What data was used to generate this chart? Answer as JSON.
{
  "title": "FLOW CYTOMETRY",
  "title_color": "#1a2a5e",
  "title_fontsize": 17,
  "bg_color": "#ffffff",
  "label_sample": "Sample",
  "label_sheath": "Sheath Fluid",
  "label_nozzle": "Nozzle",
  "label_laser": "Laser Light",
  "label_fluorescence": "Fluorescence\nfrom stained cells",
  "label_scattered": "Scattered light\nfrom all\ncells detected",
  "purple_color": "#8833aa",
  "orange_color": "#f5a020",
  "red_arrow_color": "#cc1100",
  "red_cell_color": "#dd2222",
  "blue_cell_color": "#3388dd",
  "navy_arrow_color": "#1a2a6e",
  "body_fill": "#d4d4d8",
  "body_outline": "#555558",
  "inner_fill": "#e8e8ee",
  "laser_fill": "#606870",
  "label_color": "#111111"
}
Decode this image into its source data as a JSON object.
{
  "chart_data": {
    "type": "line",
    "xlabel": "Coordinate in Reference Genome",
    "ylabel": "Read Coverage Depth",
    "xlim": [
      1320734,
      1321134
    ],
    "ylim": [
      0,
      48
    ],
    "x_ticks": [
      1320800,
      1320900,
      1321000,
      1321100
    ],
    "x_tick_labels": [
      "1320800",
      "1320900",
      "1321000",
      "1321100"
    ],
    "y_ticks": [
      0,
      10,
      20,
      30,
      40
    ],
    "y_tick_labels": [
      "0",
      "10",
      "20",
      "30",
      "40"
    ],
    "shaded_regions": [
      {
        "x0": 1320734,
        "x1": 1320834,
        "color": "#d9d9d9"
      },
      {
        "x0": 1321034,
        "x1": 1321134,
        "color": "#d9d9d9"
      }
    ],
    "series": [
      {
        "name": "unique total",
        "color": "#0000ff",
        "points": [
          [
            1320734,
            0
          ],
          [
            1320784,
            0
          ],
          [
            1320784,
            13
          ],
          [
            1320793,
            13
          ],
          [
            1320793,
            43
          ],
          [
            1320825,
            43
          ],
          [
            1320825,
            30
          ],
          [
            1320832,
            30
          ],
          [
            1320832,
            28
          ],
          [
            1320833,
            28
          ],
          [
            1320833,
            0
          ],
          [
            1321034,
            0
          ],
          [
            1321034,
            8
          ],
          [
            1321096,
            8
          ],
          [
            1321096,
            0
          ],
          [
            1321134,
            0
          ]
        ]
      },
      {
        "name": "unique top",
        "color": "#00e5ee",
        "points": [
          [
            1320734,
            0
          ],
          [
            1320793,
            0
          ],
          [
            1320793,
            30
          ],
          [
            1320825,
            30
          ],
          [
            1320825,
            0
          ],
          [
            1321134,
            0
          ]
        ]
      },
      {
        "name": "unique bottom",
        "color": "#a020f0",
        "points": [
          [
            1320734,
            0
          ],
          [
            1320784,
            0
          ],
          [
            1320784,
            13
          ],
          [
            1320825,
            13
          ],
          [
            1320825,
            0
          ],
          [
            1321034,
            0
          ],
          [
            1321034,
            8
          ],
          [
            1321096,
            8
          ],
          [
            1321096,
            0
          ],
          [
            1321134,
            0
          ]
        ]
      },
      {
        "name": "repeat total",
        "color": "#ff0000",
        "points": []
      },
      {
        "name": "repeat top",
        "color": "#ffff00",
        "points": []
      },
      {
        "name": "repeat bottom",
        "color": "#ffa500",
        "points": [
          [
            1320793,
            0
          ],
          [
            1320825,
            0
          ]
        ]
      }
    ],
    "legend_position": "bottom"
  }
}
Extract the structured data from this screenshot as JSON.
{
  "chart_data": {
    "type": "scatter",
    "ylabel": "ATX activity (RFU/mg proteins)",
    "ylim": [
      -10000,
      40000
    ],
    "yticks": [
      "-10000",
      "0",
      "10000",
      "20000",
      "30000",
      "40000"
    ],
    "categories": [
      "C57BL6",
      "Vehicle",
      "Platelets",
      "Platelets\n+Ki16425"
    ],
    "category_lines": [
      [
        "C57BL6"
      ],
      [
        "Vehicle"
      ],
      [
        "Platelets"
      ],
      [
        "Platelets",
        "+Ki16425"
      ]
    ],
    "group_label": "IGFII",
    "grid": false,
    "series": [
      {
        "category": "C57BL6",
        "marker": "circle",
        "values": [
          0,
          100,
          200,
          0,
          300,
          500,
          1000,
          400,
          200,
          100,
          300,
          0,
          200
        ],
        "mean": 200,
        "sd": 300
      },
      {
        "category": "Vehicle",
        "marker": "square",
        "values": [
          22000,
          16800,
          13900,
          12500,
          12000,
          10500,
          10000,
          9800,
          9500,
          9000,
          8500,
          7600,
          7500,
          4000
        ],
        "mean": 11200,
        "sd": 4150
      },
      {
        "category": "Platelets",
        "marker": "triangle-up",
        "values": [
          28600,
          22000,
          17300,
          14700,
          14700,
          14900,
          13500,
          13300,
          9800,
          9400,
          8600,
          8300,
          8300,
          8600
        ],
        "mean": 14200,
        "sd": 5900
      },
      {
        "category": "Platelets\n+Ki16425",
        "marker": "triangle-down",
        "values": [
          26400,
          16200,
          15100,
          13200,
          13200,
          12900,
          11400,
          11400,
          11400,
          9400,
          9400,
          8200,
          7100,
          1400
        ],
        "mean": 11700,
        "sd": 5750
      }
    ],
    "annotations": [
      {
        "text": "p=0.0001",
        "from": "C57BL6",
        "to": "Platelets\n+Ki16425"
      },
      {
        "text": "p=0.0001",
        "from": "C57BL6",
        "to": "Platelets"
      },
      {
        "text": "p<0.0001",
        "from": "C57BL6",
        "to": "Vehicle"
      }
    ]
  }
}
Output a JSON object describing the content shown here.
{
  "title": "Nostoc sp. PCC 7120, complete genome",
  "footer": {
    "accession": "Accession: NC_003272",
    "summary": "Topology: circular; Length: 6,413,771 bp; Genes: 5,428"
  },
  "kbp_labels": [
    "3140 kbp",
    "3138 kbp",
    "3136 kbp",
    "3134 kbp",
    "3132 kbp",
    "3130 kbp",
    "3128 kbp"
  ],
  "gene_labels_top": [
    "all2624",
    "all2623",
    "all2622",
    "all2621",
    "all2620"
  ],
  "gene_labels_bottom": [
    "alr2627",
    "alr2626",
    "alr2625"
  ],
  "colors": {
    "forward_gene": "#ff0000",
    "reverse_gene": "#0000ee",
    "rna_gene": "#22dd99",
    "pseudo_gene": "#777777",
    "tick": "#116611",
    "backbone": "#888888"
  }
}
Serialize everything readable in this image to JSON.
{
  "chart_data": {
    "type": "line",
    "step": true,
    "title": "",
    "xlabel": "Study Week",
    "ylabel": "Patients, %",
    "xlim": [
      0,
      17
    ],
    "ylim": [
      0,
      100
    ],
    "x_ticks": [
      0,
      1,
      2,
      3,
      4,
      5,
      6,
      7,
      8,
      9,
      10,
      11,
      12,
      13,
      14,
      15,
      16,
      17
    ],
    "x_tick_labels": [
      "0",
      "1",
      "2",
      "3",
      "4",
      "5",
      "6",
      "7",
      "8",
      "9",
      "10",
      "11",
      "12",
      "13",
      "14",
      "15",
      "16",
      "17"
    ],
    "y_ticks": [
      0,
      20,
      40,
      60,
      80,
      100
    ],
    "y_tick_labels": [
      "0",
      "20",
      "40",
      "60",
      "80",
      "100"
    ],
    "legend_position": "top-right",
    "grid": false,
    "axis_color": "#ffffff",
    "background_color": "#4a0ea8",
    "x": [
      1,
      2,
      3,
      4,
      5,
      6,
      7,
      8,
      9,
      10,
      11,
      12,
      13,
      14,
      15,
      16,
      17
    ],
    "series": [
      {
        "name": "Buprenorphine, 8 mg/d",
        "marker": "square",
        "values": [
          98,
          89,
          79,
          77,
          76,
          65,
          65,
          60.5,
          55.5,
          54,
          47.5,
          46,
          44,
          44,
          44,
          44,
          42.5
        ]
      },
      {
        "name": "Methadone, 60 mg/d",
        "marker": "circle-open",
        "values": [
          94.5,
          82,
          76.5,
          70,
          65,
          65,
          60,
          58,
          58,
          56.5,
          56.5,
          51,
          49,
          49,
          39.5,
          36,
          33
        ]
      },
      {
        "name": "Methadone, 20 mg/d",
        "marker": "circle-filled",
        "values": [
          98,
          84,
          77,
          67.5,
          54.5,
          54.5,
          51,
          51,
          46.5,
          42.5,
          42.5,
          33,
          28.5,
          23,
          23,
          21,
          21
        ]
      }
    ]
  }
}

+++

● Directions for this task
Retrieve all lines from the data that contain the string "JSON".

● Answer to the exercise
What data was used to generate this chart? Answer as JSON.
Decode this image into its source data as a JSON object.
Extract the structured data from this screenshot as JSON.
Output a JSON object describing the content shown here.
Serialize everything readable in this image to JSON.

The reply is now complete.